**Exercise prompt**: Read the entries below and pull out each line with the string "JSON".

----

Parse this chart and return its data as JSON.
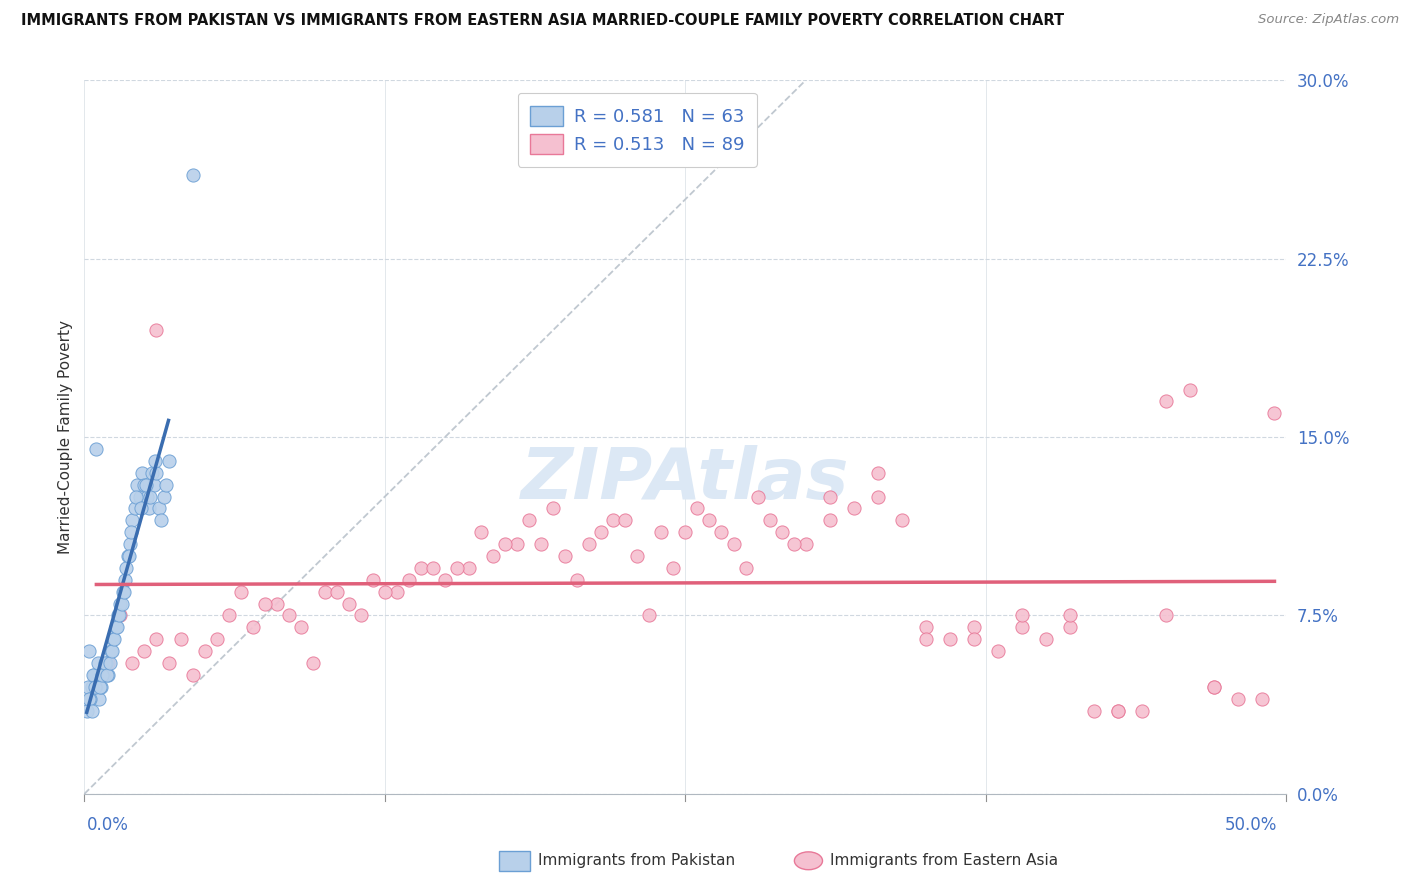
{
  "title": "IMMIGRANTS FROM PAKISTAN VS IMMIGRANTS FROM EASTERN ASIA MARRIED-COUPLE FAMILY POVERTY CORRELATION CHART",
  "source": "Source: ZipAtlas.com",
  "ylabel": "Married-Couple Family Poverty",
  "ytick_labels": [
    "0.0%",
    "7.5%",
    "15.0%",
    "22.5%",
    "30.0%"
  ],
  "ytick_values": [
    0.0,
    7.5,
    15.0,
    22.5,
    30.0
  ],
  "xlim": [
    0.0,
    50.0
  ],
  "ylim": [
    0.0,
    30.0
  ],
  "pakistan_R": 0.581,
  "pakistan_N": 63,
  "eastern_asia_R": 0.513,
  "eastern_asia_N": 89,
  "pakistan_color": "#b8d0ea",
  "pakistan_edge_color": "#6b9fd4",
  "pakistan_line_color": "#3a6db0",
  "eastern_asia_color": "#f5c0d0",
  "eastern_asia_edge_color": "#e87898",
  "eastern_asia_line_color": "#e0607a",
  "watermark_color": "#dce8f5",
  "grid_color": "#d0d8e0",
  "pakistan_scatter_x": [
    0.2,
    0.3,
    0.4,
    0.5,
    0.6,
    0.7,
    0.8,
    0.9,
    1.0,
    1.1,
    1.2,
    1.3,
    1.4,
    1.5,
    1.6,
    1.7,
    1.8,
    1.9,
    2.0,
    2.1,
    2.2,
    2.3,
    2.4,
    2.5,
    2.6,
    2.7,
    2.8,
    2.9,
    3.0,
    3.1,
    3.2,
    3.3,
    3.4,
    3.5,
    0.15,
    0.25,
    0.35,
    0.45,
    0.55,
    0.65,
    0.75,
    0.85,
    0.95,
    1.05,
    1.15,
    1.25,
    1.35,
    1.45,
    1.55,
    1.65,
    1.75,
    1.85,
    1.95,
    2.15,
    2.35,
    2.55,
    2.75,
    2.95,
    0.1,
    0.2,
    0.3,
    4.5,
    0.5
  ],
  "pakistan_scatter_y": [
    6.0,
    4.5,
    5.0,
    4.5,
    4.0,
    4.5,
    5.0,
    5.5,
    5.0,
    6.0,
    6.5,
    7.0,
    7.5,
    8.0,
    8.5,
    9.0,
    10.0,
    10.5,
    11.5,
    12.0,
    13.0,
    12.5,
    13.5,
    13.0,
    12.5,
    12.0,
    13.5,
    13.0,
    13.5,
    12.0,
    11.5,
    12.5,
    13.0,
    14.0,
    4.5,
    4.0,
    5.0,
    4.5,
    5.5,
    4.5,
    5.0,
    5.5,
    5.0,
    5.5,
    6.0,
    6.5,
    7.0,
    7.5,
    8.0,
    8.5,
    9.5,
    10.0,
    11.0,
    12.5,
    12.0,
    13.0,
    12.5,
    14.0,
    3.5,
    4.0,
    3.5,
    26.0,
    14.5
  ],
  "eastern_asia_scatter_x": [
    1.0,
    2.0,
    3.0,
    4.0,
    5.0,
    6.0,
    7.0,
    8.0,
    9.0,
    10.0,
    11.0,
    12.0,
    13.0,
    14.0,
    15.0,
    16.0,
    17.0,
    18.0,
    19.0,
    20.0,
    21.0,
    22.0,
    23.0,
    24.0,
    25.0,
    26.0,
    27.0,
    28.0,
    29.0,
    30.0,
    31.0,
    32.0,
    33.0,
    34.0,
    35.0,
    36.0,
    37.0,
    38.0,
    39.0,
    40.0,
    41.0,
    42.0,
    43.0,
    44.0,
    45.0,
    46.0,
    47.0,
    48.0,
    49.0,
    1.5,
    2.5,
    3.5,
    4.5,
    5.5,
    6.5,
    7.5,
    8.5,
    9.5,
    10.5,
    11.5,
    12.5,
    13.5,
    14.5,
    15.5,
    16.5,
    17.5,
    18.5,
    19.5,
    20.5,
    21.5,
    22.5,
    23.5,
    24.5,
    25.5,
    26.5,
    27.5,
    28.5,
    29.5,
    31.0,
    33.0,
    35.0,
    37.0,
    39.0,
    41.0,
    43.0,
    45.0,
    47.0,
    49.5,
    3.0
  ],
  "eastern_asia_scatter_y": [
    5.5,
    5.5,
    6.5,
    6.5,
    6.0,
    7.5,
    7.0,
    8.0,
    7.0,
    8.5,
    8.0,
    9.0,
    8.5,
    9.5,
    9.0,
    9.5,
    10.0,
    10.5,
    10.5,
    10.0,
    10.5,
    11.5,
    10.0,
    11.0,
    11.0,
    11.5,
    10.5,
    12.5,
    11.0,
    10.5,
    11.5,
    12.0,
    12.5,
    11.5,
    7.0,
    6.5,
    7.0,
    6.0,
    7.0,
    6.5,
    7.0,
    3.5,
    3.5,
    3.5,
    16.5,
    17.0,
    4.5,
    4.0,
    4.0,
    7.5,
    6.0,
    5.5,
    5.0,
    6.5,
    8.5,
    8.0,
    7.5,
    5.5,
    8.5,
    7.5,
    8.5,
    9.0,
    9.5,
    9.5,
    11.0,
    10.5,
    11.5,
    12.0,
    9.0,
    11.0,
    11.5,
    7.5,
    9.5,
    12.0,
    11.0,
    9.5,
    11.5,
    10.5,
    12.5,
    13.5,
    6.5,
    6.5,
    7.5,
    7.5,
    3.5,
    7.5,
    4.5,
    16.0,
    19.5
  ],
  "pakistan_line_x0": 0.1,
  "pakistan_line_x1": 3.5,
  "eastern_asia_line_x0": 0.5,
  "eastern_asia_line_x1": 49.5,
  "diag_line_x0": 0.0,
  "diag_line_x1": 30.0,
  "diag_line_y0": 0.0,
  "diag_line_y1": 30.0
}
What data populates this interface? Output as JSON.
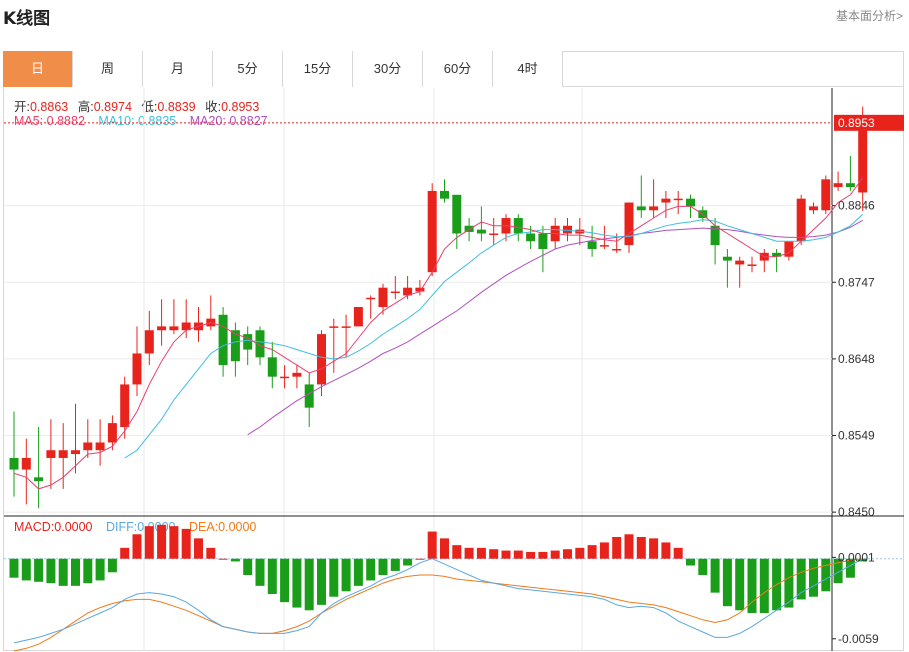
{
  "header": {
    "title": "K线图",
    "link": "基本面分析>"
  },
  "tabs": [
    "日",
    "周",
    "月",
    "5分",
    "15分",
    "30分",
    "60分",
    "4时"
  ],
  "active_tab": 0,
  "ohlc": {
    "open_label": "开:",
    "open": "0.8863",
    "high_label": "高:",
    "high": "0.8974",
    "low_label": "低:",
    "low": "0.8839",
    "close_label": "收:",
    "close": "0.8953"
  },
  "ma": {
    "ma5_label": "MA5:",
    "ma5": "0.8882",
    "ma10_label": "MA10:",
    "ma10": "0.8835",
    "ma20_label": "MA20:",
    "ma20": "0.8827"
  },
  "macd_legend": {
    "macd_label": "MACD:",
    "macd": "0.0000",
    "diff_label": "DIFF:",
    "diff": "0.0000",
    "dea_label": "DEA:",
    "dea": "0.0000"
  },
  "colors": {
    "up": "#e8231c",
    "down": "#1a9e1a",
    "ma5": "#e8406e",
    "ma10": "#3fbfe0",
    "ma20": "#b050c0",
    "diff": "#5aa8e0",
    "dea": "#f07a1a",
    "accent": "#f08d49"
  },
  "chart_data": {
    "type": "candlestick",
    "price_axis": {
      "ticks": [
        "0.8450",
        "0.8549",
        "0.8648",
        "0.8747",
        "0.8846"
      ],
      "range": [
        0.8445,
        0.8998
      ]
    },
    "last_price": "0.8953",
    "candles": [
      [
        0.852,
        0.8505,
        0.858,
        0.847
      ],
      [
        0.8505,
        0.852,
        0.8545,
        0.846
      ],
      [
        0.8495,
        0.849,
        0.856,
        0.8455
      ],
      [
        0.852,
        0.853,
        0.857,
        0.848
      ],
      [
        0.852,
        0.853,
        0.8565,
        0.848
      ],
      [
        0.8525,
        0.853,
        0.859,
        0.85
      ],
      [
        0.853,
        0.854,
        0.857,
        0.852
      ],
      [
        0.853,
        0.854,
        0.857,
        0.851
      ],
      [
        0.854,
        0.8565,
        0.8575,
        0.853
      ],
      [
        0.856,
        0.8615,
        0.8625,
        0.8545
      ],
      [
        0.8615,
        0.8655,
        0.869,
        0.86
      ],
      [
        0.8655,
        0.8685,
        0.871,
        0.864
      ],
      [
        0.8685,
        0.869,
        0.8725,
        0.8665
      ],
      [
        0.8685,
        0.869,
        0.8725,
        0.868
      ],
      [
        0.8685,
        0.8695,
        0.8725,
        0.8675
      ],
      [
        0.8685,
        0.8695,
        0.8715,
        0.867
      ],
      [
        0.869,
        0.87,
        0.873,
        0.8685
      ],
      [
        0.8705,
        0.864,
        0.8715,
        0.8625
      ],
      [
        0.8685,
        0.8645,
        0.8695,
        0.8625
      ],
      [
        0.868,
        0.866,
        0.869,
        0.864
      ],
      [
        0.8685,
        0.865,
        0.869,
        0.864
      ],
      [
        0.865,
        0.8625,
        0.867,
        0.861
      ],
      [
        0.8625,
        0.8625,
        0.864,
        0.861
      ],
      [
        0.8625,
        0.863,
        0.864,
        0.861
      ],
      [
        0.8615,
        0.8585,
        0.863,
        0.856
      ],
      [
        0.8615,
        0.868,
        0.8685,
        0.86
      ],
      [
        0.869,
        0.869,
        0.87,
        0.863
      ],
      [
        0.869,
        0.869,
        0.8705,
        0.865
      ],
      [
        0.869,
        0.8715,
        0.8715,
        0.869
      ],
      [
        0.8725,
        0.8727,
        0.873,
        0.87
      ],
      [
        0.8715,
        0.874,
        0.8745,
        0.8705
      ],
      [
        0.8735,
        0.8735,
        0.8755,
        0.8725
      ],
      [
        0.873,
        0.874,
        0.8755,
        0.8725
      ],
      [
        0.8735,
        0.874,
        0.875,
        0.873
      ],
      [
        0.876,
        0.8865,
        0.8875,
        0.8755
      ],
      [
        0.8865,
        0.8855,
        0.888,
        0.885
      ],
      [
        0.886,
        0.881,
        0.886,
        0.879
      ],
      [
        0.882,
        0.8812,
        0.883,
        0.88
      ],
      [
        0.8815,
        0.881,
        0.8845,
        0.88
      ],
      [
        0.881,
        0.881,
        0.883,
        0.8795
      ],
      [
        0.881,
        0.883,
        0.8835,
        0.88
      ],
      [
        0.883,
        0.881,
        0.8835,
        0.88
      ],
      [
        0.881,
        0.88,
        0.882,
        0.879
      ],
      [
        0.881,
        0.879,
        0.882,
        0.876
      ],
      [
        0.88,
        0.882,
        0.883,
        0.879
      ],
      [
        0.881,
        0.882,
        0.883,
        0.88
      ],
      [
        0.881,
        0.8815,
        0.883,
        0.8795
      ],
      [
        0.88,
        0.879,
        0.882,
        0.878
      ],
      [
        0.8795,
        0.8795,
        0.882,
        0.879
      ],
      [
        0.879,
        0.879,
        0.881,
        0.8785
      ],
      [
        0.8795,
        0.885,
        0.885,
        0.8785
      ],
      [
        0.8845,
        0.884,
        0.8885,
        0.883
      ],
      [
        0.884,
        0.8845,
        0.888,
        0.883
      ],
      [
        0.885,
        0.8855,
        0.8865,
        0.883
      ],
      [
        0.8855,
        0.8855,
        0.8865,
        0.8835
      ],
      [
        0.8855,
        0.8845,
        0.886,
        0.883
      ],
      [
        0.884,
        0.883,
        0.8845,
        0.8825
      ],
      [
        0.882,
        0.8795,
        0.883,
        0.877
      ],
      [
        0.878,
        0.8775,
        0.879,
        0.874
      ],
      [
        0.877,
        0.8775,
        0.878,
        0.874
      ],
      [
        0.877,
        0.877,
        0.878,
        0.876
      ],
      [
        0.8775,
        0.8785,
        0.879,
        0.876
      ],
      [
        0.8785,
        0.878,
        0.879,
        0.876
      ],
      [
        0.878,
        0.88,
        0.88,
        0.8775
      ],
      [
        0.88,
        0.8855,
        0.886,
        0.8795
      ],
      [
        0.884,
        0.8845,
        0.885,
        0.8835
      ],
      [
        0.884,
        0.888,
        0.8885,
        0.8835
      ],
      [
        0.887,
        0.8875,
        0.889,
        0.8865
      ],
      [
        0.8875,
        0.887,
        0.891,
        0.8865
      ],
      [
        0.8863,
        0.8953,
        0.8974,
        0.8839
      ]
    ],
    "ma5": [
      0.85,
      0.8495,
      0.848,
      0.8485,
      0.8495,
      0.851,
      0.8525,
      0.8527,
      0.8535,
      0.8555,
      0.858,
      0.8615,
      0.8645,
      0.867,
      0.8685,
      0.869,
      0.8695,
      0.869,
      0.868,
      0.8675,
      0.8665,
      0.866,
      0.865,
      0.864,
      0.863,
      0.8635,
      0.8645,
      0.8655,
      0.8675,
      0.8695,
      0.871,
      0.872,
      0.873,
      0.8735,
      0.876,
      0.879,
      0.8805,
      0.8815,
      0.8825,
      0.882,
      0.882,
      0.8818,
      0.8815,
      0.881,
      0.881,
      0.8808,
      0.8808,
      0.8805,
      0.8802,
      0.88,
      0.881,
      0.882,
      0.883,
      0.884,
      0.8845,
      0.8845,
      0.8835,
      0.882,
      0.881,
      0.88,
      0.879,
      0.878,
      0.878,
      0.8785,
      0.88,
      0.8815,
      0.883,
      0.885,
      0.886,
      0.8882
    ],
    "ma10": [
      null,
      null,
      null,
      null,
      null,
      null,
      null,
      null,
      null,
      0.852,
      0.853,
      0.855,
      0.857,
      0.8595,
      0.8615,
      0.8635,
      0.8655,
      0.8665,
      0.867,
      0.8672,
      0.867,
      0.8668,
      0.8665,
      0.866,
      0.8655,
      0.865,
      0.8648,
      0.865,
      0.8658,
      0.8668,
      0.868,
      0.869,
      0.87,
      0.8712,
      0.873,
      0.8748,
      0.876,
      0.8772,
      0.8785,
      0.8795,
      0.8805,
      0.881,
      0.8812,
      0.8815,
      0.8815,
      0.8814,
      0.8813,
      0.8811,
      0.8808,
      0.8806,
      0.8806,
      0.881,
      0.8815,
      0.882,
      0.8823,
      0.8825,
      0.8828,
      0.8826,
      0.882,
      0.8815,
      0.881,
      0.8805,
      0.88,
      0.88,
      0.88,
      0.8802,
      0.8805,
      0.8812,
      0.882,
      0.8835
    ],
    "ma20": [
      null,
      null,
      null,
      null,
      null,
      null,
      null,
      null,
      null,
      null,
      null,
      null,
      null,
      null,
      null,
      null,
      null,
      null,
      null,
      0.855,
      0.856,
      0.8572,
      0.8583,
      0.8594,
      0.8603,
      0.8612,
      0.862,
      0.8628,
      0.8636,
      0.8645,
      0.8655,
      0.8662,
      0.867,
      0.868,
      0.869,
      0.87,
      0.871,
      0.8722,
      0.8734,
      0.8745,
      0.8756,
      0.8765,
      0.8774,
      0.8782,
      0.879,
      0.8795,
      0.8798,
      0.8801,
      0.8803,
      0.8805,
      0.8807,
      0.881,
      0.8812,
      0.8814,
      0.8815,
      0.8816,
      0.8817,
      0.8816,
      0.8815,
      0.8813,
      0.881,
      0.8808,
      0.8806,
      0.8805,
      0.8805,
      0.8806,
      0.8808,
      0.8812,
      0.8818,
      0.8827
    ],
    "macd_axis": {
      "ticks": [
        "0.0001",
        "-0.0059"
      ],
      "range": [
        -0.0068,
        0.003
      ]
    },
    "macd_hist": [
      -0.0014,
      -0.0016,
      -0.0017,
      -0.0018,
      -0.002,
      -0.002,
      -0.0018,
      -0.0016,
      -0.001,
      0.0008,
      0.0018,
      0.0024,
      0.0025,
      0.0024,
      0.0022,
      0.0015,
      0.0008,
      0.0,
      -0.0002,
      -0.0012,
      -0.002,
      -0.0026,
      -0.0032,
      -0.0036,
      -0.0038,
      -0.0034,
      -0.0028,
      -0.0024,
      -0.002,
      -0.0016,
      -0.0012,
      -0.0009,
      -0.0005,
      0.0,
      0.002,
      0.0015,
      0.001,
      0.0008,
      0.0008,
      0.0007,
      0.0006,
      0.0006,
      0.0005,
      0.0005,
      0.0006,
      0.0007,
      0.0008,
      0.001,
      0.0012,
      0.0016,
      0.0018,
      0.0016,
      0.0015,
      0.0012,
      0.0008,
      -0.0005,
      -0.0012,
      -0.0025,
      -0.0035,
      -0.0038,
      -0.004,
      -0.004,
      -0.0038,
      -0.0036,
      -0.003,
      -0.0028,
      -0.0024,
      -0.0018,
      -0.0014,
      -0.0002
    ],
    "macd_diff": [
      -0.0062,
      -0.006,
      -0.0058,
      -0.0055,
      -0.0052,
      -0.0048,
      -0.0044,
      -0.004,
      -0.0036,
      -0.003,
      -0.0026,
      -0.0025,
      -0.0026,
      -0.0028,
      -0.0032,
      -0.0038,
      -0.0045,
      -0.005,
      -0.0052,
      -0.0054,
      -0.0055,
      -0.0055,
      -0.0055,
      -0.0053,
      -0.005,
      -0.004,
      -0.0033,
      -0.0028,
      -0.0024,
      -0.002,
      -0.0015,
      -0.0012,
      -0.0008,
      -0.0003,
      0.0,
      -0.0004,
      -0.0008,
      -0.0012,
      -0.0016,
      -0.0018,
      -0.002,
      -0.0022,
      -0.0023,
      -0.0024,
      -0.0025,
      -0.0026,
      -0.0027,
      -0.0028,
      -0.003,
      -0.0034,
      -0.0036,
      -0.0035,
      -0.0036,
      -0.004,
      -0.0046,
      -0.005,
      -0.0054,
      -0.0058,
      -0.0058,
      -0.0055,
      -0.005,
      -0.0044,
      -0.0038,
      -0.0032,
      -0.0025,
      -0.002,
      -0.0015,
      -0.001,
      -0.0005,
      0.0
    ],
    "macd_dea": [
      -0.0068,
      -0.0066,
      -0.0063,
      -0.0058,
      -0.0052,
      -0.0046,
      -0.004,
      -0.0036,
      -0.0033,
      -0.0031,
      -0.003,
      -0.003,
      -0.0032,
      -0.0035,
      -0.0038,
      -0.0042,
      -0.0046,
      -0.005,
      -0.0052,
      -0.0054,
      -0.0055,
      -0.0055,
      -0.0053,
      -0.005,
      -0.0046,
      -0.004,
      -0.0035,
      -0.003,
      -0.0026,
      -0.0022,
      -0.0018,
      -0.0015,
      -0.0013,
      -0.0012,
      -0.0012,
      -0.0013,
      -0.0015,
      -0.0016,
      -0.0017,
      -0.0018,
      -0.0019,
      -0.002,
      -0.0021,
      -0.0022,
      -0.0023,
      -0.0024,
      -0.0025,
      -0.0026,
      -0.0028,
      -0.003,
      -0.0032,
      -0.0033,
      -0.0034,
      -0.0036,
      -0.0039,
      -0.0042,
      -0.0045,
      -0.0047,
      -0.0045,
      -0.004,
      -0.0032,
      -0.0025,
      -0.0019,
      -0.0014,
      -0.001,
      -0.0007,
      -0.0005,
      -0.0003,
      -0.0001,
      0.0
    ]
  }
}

----

**Result**:
Parse this chart and return its data as JSON.
What data populates this interface? Output as JSON.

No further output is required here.